§ YOUR GOAL: Read through the data and report every line in which the word "Санкт" occurs.

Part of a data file

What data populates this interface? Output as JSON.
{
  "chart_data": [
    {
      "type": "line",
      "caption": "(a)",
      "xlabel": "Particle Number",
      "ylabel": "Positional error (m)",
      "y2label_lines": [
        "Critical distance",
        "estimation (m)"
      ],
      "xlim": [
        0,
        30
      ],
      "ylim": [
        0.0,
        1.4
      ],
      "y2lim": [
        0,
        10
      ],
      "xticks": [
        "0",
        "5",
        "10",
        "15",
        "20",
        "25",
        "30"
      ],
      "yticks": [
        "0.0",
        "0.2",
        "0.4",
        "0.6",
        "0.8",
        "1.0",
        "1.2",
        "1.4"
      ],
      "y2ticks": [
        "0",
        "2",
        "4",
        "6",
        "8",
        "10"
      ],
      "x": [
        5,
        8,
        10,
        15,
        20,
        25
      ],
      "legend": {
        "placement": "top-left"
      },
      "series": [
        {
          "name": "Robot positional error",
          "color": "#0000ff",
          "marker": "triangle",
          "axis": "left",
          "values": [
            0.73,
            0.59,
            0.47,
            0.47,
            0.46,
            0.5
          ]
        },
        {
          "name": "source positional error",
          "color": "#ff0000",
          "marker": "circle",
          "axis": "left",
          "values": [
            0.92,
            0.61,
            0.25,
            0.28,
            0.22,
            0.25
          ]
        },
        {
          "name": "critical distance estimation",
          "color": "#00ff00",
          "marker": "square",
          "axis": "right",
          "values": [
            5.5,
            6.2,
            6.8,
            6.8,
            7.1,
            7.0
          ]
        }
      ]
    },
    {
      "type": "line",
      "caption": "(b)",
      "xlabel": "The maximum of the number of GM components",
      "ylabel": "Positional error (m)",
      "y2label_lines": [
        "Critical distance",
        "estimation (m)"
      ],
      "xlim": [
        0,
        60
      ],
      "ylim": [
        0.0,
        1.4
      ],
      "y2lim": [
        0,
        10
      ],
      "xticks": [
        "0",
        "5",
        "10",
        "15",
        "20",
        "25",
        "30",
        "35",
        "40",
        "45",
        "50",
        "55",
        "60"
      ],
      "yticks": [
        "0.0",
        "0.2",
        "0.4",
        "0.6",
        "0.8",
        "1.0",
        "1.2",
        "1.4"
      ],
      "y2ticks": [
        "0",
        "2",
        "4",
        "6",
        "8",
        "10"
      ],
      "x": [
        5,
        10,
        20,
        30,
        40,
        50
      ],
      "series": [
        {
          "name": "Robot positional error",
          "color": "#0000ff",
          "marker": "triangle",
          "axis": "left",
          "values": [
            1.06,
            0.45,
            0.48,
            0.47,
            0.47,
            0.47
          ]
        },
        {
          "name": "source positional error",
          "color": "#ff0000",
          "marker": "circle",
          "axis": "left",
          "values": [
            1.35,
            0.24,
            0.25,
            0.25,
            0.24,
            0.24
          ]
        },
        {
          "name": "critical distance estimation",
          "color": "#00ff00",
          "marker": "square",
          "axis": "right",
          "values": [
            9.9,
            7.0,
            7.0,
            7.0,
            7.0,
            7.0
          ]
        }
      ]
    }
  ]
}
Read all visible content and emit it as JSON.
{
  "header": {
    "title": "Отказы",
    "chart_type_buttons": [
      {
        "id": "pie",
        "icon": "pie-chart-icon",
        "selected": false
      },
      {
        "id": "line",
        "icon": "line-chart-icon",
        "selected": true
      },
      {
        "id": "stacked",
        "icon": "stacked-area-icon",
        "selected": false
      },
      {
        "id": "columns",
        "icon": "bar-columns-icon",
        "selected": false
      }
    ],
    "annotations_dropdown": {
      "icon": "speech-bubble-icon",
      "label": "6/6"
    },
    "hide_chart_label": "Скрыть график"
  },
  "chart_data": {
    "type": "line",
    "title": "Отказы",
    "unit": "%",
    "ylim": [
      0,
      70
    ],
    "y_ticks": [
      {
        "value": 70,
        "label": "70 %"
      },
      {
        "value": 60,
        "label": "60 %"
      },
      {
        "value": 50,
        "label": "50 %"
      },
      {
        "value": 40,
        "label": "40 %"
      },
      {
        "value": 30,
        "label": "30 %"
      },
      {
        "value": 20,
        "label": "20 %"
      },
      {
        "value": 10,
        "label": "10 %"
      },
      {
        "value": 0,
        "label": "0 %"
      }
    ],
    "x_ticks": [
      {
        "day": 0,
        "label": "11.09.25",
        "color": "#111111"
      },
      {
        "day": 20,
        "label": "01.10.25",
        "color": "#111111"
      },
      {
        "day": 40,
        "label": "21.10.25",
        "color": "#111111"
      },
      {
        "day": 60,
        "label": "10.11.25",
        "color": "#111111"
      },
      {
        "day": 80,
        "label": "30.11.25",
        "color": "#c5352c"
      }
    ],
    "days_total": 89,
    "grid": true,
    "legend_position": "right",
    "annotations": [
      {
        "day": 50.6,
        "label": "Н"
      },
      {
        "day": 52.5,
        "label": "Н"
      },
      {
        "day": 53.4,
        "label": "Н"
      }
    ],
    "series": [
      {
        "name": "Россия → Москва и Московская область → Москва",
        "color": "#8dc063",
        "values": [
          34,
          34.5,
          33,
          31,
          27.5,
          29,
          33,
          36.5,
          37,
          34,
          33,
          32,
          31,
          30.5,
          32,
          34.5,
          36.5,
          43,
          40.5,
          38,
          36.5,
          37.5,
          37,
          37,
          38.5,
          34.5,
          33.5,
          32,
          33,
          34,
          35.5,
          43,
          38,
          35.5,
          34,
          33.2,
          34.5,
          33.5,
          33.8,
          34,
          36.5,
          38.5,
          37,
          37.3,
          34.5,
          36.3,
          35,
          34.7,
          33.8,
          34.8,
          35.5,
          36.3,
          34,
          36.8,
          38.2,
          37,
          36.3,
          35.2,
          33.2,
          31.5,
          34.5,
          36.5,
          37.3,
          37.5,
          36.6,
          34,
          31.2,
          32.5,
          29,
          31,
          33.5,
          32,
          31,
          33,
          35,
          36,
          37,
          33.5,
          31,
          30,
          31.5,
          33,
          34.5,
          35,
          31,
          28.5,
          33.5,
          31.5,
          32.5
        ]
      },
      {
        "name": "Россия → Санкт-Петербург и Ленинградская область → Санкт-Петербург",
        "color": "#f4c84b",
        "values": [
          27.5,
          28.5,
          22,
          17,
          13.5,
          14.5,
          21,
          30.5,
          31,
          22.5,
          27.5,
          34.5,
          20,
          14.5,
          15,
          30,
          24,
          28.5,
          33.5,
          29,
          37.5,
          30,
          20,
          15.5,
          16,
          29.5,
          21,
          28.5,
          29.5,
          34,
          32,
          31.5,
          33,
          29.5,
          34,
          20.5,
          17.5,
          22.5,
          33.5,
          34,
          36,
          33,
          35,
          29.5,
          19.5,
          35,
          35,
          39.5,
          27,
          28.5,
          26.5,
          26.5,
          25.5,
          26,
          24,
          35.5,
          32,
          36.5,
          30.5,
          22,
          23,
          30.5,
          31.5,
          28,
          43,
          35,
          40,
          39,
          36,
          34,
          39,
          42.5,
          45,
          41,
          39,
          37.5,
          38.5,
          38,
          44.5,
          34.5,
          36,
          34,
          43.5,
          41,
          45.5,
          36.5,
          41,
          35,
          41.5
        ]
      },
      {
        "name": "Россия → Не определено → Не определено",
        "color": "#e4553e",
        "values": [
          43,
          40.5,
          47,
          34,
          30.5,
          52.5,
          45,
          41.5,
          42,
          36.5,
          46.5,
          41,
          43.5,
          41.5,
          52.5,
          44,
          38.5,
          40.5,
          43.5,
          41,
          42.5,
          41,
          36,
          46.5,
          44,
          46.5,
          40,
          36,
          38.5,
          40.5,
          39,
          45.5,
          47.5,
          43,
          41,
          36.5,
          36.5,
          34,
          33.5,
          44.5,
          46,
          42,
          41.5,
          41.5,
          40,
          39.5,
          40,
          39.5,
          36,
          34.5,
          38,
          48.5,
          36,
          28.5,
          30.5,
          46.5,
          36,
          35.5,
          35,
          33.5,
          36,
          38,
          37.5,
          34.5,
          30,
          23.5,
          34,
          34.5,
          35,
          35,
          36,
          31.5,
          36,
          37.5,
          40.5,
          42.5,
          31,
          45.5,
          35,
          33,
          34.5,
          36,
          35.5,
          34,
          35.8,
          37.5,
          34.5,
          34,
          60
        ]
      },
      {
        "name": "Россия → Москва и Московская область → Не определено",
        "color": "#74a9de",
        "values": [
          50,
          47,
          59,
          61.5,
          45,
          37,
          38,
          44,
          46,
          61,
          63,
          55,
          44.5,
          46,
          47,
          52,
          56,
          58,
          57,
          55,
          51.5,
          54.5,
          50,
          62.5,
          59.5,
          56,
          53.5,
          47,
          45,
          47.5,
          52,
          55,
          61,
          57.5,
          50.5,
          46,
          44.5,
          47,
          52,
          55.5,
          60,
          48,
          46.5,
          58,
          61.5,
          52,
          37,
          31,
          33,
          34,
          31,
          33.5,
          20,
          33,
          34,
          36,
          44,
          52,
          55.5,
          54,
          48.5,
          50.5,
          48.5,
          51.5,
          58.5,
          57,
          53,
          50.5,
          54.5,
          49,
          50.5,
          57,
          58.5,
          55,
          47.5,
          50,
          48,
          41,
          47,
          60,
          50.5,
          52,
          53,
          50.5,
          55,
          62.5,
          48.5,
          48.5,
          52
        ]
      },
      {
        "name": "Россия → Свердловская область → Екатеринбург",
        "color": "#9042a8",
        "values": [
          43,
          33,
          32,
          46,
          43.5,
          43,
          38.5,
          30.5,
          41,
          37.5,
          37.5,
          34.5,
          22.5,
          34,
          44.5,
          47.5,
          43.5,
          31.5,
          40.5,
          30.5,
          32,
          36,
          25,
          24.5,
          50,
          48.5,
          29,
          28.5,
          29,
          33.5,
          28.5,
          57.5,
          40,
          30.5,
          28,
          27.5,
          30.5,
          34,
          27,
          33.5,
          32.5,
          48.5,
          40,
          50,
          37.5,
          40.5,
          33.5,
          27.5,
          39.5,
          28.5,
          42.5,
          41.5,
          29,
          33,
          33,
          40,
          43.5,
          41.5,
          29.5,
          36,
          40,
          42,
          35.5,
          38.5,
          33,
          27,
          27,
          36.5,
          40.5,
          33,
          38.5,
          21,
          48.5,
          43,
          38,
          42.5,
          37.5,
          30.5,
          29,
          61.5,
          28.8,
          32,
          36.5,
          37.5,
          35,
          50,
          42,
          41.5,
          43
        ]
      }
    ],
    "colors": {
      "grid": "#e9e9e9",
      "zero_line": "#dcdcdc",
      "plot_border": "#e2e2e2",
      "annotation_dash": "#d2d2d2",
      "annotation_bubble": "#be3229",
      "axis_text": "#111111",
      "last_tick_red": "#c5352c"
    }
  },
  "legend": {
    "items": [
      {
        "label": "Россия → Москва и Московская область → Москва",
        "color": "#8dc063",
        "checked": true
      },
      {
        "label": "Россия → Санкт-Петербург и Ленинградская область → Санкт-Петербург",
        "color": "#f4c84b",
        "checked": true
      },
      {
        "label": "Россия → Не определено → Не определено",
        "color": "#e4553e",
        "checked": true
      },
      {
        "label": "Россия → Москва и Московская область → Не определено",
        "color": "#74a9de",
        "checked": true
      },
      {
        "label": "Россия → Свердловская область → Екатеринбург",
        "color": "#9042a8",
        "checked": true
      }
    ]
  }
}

§ SOLUTION TO THIS PROBLEM:
        "name": "Россия → Санкт-Петербург и Ленинградская область → Санкт-Петербург",
        "label": "Россия → Санкт-Петербург и Ленинградская область → Санкт-Петербург",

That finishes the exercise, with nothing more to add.